EXERCISE PASSAGE:
↓

Experimental telescope in Australia

The Experiment to Detect the Global EoR Signature (EDGES) is an experiment and radio telescope located in a radio quiet zone at the Murchison Radio-astronomy Observatory in Western Australia. It is a collaboration between Arizona State University and Haystack Observatory, with infrastructure provided by CSIRO. EoR stands for epoch of reionization, a time in cosmic history when neutral atomic hydrogen gas became ionised due to ultraviolet light from the first stars.

== Low-band instruments ==
The experiment has two low-band instruments, each of which has a dipole antenna pointed to the zenith and observing a single polarisation. The antenna is around 2 × 1 m in size, sat on a 30 × 30 m ground shield. It is coupled with a radio receiver, with a 100 m cable run to a digital spectrometer. The instruments operate at 50–100 MHz, and are separated by 150 m. Observations started in August 2015.

↑

RECORDED INFORMATION:
↓

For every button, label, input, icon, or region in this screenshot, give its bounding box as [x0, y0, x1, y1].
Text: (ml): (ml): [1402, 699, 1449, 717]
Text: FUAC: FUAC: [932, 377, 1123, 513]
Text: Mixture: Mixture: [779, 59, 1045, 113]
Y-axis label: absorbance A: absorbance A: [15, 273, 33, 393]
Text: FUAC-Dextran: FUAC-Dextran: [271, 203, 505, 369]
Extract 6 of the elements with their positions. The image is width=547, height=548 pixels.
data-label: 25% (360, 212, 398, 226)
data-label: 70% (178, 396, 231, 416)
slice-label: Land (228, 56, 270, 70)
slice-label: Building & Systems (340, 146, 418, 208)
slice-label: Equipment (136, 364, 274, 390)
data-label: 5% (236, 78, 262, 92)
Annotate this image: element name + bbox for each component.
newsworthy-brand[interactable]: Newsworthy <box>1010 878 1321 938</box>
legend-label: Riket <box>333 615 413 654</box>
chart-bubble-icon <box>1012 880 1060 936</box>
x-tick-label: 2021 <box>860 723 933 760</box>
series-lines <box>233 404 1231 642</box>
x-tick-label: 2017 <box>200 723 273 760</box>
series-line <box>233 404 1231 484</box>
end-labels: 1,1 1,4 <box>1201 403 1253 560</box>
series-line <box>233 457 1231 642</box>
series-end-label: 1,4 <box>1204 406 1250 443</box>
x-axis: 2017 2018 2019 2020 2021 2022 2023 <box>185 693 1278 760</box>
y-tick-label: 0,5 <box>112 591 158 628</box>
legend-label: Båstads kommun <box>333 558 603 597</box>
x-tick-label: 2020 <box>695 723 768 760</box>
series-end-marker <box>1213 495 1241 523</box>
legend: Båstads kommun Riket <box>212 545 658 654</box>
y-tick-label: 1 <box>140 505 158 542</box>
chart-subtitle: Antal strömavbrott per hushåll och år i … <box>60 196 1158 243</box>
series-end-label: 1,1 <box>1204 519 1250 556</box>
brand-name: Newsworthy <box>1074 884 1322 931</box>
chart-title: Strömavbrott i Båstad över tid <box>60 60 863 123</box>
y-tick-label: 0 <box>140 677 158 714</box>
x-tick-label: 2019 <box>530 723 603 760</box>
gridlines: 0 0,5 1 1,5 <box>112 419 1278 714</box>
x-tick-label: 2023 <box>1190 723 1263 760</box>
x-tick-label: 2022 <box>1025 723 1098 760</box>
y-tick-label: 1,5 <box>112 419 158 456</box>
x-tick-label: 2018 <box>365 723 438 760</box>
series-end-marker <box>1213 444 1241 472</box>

↑

ACTIVITY A:
Answer from the EDGES passage:
(i) Which organization provides the infrastructure for the experiment?
(ii) At what frequency range do the low-band instruments operate?
(iii) When did observations start?
ACTIVITY B: Print the EDGES passage word for word, starting at "Experimental telescope in" and ending at "the first stars.".
ACTIVITY C: Proceed with the EDGES passage, picking up after its final sentence.
The data are separate from the EDGES passage.

TASK OUTPUT A:
(i) CSIRO
(ii) 50–100 MHz
(iii) August 2015

TASK OUTPUT B:
Experimental telescope in Australia

The Experiment to Detect the Global EoR Signature (EDGES) is an experiment and radio telescope located in a radio quiet zone at the Murchison Radio-astronomy Observatory in Western Australia. It is a collaboration between Arizona State University and Haystack Observatory, with infrastructure provided by CSIRO. EoR stands for epoch of reionization, a time in cosmic history when neutral atomic hydrogen gas became ionised due to ultraviolet light from the first stars.

TASK OUTPUT C:
In 2023, a new version of the low-band antenna in which the electronics are built into the antenna was installed on a larger ground plane of 50 × 50 m to further reduce the effects of scattering from nearby objects and observations started in June 2023.

=== 78 MHz absorption profile ===
In March 2018, the collaboration published a paper in Nature announcing the discovery of a broad absorption profile centered at a frequency of $78\pm1$MHz in the sky-averaged signal after subtracting Galactic synchrotron emission. The absorption profile has a width of $19_{-2}^{+4}$MHz and an amplitude of $0.5_{-0.2}^{+0.5}$K, against a background RMS of 0.025K, giving it a signal-to-noise ratio of 37. The equivalent redshift is centered at $z\approx17$, spanning z=20–15. The signal is possibly due to ultraviolet light from the first stars in the Universe altering the emission of the 21cm line by lowering the temperature of the hydrogen relative to the cosmic microwave background (the mechanism is Wouthuysen–Field coupling). A "more exotic scenario," encouraged by the unexpected strength of the absorption, is that the signal is due to interactions between dark matter and baryons.

In 2021, Melia reported that the deeper absorption is compatible with the alternative Friedmann–Lemaître–Robertson–Walker (FLRW) cosmology known as the Rh = ct universe.

In 2022, an experiment called Shaped Antenna Measurement of the Background Radio Spectrum (SARAS) led by the Raman Research Institute reported that their measurements didn't replicate EDGES results rejecting them at 95.3% confidence level.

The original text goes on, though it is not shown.